[BEGIN]

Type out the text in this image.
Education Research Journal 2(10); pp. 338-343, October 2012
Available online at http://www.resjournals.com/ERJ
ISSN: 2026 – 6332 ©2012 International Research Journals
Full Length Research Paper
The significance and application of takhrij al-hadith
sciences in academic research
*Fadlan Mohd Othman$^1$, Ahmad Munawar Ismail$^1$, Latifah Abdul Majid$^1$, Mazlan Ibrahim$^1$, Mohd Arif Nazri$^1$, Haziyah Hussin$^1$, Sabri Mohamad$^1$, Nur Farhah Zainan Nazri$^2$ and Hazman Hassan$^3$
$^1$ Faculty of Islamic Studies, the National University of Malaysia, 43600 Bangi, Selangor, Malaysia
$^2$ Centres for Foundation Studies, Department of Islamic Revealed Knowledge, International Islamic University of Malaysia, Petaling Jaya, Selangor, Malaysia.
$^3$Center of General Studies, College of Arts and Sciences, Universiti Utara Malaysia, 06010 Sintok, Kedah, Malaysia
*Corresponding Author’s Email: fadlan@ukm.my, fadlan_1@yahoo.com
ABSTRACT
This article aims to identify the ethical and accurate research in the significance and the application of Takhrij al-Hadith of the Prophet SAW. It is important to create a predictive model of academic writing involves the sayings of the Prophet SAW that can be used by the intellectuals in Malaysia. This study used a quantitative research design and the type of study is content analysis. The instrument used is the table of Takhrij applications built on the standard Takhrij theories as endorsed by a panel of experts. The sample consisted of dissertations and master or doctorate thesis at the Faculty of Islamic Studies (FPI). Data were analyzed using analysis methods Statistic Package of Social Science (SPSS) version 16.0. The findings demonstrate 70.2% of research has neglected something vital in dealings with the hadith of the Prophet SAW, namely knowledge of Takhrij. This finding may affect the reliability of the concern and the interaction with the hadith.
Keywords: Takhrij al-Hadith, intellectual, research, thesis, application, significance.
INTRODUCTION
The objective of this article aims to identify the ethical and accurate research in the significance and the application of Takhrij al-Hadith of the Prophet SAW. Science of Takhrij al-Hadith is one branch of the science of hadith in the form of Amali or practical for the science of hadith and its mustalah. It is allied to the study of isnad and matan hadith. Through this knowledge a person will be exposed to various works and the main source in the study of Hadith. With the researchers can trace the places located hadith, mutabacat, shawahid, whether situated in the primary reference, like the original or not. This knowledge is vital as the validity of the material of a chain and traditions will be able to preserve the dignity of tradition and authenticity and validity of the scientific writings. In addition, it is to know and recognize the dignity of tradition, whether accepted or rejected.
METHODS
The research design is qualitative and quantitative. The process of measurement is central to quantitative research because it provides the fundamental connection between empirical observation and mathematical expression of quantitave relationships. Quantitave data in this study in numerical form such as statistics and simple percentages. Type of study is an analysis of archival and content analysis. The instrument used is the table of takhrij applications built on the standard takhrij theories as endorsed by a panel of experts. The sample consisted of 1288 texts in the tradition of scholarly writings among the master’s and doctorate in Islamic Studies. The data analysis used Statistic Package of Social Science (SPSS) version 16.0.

[END]

→ WRITTEN REQUEST
Every record above should be copied exactly.

→ RESULT
Type out the text in this image.
Education Research Journal 2(10); pp. 338-343, October 2012
Available online at http://www.resjournals.com/ERJ
ISSN: 2026 – 6332 ©2012 International Research Journals
Full Length Research Paper
The significance and application of takhrij al-hadith
sciences in academic research
*Fadlan Mohd Othman$^1$, Ahmad Munawar Ismail$^1$, Latifah Abdul Majid$^1$, Mazlan Ibrahim$^1$, Mohd Arif Nazri$^1$, Haziyah Hussin$^1$, Sabri Mohamad$^1$, Nur Farhah Zainan Nazri$^2$ and Hazman Hassan$^3$
$^1$ Faculty of Islamic Studies, the National University of Malaysia, 43600 Bangi, Selangor, Malaysia
$^2$ Centres for Foundation Studies, Department of Islamic Revealed Knowledge, International Islamic University of Malaysia, Petaling Jaya, Selangor, Malaysia.
$^3$Center of General Studies, College of Arts and Sciences, Universiti Utara Malaysia, 06010 Sintok, Kedah, Malaysia
*Corresponding Author’s Email: fadlan@ukm.my, fadlan_1@yahoo.com
ABSTRACT
This article aims to identify the ethical and accurate research in the significance and the application of Takhrij al-Hadith of the Prophet SAW. It is important to create a predictive model of academic writing involves the sayings of the Prophet SAW that can be used by the intellectuals in Malaysia. This study used a quantitative research design and the type of study is content analysis. The instrument used is the table of Takhrij applications built on the standard Takhrij theories as endorsed by a panel of experts. The sample consisted of dissertations and master or doctorate thesis at the Faculty of Islamic Studies (FPI). Data were analyzed using analysis methods Statistic Package of Social Science (SPSS) version 16.0. The findings demonstrate 70.2% of research has neglected something vital in dealings with the hadith of the Prophet SAW, namely knowledge of Takhrij. This finding may affect the reliability of the concern and the interaction with the hadith.
Keywords: Takhrij al-Hadith, intellectual, research, thesis, application, significance.
INTRODUCTION
The objective of this article aims to identify the ethical and accurate research in the significance and the application of Takhrij al-Hadith of the Prophet SAW. Science of Takhrij al-Hadith is one branch of the science of hadith in the form of Amali or practical for the science of hadith and its mustalah. It is allied to the study of isnad and matan hadith. Through this knowledge a person will be exposed to various works and the main source in the study of Hadith. With the researchers can trace the places located hadith, mutabacat, shawahid, whether situated in the primary reference, like the original or not. This knowledge is vital as the validity of the material of a chain and traditions will be able to preserve the dignity of tradition and authenticity and validity of the scientific writings. In addition, it is to know and recognize the dignity of tradition, whether accepted or rejected.
METHODS
The research design is qualitative and quantitative. The process of measurement is central to quantitative research because it provides the fundamental connection between empirical observation and mathematical expression of quantitave relationships. Quantitave data in this study in numerical form such as statistics and simple percentages. Type of study is an analysis of archival and content analysis. The instrument used is the table of takhrij applications built on the standard takhrij theories as endorsed by a panel of experts. The sample consisted of 1288 texts in the tradition of scholarly writings among the master’s and doctorate in Islamic Studies. The data analysis used Statistic Package of Social Science (SPSS) version 16.0.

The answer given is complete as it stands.